WHAT IS NEEDED:
Counting only lines that hold "synthesis", give the total and nothing more.

## START SUPPLIED RECORDS

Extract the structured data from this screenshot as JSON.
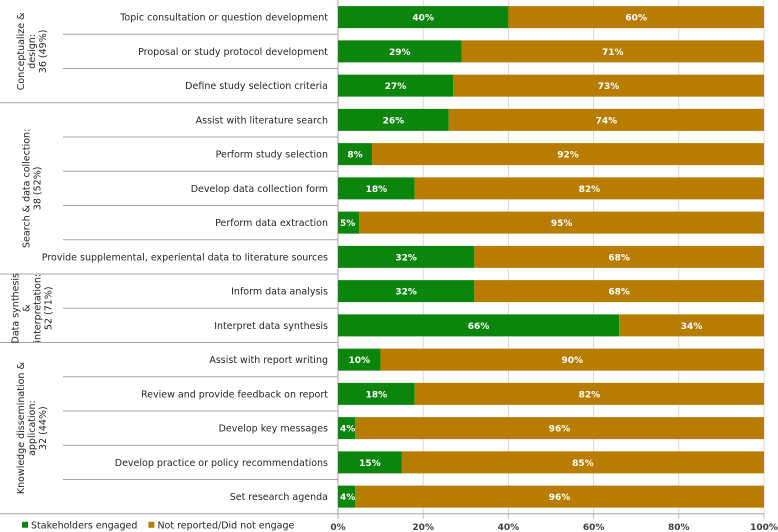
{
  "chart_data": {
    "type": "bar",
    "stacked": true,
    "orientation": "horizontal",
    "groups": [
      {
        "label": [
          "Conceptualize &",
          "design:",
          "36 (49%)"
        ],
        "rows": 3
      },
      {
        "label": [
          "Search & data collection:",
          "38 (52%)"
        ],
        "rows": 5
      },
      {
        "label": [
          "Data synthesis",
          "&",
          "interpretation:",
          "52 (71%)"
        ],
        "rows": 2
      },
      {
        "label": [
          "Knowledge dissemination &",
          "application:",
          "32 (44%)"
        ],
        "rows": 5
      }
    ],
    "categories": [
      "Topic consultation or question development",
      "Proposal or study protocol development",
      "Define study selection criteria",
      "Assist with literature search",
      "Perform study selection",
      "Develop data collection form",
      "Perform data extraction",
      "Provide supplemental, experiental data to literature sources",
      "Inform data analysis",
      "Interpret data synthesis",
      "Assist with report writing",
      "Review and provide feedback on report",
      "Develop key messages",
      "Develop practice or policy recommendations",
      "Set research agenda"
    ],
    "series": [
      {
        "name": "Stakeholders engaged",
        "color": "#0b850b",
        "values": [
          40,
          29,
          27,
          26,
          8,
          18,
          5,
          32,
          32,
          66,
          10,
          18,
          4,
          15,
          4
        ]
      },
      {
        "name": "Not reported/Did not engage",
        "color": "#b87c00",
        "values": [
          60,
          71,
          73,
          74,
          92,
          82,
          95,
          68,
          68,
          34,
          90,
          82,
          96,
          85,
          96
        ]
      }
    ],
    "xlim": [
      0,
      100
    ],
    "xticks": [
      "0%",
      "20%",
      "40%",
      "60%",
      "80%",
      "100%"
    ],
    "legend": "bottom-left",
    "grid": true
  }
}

## END SUPPLIED RECORDS
## START SUPPLIED RECORDS

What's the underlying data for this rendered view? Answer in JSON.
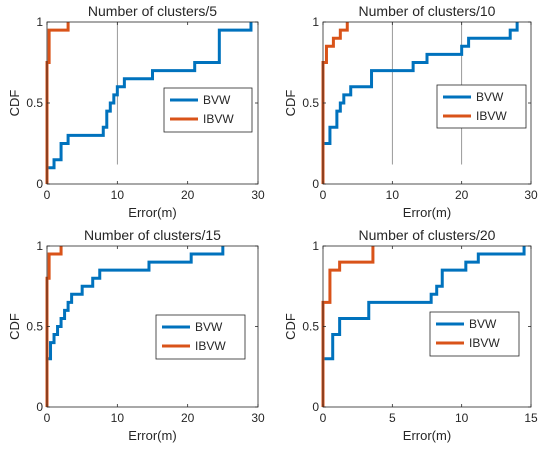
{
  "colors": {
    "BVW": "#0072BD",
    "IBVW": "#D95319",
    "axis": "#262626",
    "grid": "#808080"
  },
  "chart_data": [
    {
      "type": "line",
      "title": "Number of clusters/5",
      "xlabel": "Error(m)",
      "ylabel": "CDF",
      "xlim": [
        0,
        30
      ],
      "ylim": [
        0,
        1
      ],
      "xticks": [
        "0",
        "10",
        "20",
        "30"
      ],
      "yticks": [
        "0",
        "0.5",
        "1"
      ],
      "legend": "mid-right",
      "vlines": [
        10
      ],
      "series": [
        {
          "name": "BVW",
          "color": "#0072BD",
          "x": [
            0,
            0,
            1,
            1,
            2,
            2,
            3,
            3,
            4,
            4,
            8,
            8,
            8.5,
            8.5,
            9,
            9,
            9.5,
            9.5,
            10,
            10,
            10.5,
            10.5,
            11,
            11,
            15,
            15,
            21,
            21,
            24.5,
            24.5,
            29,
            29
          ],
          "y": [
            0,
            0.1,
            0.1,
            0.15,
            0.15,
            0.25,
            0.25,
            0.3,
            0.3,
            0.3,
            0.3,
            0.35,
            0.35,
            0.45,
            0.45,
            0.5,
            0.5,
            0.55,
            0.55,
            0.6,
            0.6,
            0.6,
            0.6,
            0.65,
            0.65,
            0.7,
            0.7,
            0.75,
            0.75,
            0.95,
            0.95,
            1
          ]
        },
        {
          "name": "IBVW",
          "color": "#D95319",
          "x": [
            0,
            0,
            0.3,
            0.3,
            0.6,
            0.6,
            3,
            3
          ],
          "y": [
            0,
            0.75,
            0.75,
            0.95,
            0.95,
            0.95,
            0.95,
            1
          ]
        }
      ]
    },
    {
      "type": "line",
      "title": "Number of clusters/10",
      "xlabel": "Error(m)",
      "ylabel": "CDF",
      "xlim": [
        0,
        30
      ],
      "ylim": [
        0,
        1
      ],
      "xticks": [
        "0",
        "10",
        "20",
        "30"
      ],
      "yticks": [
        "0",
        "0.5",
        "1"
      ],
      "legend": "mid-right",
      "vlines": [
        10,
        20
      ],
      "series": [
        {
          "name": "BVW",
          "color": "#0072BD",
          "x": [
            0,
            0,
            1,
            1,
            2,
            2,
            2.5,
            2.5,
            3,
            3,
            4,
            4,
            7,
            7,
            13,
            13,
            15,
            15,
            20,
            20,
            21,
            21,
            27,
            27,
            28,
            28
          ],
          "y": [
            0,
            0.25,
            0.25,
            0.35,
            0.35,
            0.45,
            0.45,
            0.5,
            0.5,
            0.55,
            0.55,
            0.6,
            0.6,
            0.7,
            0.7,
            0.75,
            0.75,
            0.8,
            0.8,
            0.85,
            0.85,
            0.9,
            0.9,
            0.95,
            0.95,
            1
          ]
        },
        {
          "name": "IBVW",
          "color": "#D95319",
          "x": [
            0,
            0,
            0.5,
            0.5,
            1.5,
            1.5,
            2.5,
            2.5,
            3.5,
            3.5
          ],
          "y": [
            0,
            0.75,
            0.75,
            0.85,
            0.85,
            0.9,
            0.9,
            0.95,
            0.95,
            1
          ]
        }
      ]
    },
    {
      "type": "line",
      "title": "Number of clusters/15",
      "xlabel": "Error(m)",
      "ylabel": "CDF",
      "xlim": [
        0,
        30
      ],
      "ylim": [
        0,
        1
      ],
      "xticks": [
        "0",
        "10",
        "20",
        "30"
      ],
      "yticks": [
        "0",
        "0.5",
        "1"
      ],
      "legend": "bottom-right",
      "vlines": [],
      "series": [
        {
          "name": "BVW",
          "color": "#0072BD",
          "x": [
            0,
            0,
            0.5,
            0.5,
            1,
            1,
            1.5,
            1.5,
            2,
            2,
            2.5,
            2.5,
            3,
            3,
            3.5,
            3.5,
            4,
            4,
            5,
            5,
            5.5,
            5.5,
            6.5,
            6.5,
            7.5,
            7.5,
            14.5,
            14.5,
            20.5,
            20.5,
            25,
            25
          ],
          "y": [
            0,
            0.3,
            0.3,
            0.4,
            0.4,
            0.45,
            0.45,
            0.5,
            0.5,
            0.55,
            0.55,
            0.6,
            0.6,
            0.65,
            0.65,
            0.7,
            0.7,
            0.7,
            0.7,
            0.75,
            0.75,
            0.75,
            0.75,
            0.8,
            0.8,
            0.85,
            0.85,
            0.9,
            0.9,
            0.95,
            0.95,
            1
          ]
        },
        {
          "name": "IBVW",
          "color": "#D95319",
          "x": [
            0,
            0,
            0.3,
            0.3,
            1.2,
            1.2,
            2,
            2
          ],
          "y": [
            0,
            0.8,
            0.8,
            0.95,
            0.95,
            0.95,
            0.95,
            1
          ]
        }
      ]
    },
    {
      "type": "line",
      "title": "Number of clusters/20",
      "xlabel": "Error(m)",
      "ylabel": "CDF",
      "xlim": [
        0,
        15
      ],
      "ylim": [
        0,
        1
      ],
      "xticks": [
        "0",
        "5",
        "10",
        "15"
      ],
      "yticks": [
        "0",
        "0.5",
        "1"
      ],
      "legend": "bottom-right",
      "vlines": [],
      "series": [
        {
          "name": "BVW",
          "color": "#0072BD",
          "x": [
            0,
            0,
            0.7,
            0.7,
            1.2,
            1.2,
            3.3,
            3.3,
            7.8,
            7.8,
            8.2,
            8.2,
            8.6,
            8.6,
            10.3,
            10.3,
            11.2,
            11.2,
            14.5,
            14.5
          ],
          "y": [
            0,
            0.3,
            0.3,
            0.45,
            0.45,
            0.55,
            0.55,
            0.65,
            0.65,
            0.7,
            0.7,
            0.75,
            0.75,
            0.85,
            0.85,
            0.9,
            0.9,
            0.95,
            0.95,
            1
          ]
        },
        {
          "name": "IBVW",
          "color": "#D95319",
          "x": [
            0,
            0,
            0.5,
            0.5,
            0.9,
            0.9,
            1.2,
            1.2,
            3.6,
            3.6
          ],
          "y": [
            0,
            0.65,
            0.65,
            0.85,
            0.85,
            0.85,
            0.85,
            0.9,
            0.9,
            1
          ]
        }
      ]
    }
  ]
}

## END SUPPLIED RECORDS

SOLVED EXERCISE:
2